• _Short problem_
Extract from the listing each line in which the word "left" appears.

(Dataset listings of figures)
- - -

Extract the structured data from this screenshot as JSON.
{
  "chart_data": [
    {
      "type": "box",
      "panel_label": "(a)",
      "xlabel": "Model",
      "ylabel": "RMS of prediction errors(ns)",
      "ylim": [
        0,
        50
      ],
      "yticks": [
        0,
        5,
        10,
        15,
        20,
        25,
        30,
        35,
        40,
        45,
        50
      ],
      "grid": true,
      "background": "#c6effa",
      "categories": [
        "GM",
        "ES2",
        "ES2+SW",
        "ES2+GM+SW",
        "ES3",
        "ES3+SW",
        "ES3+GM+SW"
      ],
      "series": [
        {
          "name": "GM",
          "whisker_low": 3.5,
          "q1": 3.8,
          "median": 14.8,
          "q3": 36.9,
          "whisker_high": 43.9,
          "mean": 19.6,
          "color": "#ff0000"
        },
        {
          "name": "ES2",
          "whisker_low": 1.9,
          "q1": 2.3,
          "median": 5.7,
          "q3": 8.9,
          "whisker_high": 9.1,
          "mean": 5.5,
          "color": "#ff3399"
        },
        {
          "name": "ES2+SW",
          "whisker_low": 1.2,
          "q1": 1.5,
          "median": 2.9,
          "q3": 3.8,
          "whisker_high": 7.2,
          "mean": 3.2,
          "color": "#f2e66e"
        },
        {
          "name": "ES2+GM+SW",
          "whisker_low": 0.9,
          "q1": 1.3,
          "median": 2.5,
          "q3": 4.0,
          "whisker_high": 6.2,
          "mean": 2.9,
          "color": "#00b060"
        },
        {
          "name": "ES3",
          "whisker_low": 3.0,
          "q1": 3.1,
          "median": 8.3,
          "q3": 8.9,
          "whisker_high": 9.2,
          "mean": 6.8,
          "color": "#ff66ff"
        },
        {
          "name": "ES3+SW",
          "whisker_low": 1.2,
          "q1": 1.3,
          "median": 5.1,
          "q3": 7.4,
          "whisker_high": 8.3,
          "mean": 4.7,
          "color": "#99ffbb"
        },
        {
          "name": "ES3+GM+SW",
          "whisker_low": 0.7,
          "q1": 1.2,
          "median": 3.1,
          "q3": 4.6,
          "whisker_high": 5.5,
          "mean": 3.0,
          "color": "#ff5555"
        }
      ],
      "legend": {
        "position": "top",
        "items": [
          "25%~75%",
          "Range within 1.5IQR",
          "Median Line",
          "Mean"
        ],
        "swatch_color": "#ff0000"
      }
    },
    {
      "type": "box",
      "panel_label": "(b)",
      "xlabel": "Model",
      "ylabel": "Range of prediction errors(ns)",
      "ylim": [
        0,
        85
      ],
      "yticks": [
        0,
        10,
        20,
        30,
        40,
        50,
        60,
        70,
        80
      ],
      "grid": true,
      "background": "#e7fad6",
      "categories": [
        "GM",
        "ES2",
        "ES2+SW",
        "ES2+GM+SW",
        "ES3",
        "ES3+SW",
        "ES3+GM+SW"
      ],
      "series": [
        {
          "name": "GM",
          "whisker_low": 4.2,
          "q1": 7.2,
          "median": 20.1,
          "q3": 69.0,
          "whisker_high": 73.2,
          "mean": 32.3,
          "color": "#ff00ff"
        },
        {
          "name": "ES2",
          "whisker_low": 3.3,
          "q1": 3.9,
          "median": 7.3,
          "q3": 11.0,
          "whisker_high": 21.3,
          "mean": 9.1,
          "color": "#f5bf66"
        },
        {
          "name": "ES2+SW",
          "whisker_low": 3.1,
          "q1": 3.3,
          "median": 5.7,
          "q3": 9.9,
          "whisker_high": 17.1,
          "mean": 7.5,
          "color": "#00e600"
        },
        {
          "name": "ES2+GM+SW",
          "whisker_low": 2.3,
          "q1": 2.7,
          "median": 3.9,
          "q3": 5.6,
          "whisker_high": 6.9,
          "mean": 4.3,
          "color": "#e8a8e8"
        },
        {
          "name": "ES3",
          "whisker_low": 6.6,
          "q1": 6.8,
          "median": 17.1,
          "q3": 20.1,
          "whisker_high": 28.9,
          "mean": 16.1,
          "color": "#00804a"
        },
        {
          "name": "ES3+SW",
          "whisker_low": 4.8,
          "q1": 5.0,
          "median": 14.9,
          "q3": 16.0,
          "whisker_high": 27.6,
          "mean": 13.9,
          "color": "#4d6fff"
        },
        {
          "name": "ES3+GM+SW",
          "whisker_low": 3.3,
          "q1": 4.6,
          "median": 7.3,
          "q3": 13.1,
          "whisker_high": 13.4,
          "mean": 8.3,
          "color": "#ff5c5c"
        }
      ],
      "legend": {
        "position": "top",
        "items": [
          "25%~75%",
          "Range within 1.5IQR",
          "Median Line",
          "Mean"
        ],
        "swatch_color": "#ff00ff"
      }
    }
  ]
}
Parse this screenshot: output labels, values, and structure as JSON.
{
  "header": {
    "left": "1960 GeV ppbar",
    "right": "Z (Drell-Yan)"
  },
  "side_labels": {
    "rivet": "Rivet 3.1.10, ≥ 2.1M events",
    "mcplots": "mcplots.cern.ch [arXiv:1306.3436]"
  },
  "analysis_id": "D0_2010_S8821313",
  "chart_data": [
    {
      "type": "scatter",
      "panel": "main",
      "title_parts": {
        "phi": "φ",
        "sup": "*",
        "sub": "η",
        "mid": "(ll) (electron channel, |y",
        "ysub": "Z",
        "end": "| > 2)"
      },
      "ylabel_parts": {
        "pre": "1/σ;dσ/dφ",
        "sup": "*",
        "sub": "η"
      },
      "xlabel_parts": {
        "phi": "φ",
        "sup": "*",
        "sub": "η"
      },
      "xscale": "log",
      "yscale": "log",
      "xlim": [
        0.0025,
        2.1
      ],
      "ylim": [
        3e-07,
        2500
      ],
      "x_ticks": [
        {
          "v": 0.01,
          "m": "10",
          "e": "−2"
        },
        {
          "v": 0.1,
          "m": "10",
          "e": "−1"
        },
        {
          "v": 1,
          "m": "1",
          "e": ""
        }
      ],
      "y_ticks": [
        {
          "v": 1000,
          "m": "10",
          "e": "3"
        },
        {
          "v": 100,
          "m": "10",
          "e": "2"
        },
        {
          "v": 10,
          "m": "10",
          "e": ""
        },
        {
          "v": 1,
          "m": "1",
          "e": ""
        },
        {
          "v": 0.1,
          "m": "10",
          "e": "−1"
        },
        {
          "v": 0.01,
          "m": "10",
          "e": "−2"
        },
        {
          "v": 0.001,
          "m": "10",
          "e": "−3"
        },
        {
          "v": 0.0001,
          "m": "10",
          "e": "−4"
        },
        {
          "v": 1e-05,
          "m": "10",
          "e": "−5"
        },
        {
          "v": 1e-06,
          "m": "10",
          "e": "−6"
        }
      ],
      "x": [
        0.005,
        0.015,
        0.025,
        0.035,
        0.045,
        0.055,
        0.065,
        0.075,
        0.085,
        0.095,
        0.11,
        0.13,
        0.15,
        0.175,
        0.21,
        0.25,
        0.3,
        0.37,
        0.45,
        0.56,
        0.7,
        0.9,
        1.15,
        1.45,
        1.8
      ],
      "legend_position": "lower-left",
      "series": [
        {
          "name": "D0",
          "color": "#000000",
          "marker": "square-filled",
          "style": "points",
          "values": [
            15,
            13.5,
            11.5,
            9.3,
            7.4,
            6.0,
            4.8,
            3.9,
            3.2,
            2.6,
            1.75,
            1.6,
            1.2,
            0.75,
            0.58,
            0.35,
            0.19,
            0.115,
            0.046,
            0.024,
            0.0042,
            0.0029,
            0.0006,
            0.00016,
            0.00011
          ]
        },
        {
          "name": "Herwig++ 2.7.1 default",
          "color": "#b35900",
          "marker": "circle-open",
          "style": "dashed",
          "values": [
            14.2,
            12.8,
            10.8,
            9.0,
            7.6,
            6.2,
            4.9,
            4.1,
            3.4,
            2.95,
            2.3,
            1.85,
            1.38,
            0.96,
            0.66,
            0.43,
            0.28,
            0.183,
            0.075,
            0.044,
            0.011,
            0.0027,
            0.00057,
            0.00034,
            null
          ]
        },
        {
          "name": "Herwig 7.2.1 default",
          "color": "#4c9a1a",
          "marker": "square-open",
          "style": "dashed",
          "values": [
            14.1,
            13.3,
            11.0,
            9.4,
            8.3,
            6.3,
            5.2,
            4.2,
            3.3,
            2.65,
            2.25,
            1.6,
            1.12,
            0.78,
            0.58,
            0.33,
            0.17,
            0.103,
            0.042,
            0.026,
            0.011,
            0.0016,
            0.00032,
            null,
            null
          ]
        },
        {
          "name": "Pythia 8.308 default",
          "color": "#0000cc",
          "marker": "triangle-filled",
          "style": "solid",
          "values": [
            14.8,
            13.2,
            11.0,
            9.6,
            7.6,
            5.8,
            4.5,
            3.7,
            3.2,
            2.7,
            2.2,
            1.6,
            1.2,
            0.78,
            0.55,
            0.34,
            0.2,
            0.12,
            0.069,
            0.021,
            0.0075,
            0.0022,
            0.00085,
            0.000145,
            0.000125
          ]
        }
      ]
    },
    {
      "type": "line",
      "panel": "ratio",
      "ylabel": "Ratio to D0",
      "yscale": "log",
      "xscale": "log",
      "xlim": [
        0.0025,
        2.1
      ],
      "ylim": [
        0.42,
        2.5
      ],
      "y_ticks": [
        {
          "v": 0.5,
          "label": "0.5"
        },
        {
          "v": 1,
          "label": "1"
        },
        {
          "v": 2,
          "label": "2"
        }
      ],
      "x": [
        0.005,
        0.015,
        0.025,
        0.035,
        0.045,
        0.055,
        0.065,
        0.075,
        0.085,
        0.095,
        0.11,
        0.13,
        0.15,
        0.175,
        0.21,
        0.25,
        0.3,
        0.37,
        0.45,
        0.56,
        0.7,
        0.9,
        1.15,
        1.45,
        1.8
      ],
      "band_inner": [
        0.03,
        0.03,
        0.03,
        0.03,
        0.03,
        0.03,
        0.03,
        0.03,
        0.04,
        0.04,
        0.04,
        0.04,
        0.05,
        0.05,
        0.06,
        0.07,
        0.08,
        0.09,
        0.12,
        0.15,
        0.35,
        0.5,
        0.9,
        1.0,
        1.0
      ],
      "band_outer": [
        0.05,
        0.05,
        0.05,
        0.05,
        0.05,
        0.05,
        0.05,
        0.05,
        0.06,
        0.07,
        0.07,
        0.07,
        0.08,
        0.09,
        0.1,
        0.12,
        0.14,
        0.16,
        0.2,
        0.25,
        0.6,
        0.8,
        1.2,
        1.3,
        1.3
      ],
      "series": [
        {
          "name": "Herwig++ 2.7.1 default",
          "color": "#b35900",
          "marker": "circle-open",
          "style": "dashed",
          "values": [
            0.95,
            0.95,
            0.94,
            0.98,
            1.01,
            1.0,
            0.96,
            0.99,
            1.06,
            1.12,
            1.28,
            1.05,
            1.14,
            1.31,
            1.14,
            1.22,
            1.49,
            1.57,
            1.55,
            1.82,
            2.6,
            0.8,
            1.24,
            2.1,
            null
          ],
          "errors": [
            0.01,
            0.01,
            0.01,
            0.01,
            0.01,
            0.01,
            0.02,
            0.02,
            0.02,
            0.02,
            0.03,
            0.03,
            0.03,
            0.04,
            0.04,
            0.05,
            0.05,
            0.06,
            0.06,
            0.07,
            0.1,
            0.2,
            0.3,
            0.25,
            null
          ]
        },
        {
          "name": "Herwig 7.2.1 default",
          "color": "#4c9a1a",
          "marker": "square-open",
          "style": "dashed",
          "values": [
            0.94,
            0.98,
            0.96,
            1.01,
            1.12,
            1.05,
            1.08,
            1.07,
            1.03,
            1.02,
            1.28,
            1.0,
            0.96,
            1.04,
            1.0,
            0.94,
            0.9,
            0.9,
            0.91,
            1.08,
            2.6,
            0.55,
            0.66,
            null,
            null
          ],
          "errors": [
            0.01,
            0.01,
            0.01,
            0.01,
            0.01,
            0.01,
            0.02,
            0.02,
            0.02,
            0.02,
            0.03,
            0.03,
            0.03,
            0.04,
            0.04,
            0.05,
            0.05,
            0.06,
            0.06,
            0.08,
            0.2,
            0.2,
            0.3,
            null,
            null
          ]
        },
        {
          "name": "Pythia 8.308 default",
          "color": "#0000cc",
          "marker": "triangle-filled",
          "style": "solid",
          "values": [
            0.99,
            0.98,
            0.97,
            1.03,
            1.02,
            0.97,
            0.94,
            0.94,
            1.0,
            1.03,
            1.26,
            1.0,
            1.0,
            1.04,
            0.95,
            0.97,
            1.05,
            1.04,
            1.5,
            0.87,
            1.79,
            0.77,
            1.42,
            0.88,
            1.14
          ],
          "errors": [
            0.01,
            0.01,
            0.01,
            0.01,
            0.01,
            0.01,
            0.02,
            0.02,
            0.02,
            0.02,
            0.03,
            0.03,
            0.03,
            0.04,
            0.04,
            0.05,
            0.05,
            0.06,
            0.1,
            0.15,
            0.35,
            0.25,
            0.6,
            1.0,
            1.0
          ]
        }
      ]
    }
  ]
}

- - -

• _Reply to the task_
    "left": "1960 GeV ppbar",
      "legend_position": "lower-left",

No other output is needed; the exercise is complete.